--- PROBLEM TO WORK ON ---
Please copy the records exactly, from the start through the line with "data-point bbox=[514, 228, 525, 239]".

--- DATA TO PROCESS ---

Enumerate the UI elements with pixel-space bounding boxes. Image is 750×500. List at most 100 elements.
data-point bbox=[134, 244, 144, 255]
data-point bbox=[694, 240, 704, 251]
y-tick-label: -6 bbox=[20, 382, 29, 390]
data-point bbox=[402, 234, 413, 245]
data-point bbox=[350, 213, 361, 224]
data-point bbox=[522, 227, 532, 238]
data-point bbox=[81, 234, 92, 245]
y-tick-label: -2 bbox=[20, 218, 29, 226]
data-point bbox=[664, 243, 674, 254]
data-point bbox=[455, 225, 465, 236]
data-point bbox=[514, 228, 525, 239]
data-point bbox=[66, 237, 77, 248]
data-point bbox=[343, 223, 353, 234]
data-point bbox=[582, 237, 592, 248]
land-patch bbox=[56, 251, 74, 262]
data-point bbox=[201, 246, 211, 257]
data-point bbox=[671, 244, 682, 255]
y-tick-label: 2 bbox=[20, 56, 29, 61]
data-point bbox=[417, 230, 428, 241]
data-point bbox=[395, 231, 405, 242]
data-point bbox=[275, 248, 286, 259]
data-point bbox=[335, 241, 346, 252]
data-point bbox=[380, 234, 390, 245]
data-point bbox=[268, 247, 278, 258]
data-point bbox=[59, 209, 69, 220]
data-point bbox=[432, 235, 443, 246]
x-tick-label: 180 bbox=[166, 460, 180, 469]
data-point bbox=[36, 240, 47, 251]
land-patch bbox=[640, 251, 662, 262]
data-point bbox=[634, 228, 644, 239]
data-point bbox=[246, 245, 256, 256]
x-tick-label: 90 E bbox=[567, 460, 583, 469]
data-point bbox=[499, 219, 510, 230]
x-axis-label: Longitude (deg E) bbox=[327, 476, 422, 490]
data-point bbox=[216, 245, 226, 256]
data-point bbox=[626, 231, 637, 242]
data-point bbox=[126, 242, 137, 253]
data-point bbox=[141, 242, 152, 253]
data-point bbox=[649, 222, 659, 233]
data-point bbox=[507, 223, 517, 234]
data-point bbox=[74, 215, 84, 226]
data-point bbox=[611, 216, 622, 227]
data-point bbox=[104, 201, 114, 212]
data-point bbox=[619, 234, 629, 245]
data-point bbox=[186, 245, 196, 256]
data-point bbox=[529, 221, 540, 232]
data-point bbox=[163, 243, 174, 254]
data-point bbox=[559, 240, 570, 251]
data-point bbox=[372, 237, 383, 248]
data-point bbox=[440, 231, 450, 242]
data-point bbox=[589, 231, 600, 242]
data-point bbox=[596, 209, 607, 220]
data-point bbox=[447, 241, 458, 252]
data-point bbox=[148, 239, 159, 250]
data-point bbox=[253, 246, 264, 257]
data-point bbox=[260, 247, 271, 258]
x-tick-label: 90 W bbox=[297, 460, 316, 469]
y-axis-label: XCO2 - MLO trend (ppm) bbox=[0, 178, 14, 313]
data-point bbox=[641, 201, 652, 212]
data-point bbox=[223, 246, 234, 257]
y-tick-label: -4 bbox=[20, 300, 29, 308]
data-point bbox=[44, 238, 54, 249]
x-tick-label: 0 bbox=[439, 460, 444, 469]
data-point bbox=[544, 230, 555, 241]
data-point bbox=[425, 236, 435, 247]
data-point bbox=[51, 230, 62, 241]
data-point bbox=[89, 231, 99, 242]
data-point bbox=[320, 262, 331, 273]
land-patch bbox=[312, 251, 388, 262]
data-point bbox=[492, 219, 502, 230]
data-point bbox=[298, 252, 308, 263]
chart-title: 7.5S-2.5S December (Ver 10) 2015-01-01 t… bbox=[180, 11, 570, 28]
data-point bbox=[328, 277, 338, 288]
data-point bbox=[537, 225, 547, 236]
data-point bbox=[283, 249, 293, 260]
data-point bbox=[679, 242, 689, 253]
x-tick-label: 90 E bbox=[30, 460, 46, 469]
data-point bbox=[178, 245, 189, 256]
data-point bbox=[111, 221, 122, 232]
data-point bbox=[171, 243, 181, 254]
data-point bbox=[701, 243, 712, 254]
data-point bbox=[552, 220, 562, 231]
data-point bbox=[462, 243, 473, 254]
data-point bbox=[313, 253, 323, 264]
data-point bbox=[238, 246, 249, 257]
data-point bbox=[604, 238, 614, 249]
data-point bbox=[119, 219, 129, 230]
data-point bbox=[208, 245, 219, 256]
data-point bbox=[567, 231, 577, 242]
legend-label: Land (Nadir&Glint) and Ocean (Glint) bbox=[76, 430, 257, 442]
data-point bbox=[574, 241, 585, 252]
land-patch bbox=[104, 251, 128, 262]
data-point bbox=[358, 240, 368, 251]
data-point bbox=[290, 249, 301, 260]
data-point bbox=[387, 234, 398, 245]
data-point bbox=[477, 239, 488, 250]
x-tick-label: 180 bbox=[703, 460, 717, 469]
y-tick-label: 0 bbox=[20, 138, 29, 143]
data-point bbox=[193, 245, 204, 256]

--- SOLUTION TO THIS EXERCISE ---
Enumerate the UI elements with pixel-space bounding boxes. Image is 750×500. List at most 100 elements.
data-point bbox=[134, 244, 144, 255]
data-point bbox=[694, 240, 704, 251]
y-tick-label: -6 bbox=[20, 382, 29, 390]
data-point bbox=[402, 234, 413, 245]
data-point bbox=[350, 213, 361, 224]
data-point bbox=[522, 227, 532, 238]
data-point bbox=[81, 234, 92, 245]
y-tick-label: -2 bbox=[20, 218, 29, 226]
data-point bbox=[664, 243, 674, 254]
data-point bbox=[455, 225, 465, 236]
data-point bbox=[514, 228, 525, 239]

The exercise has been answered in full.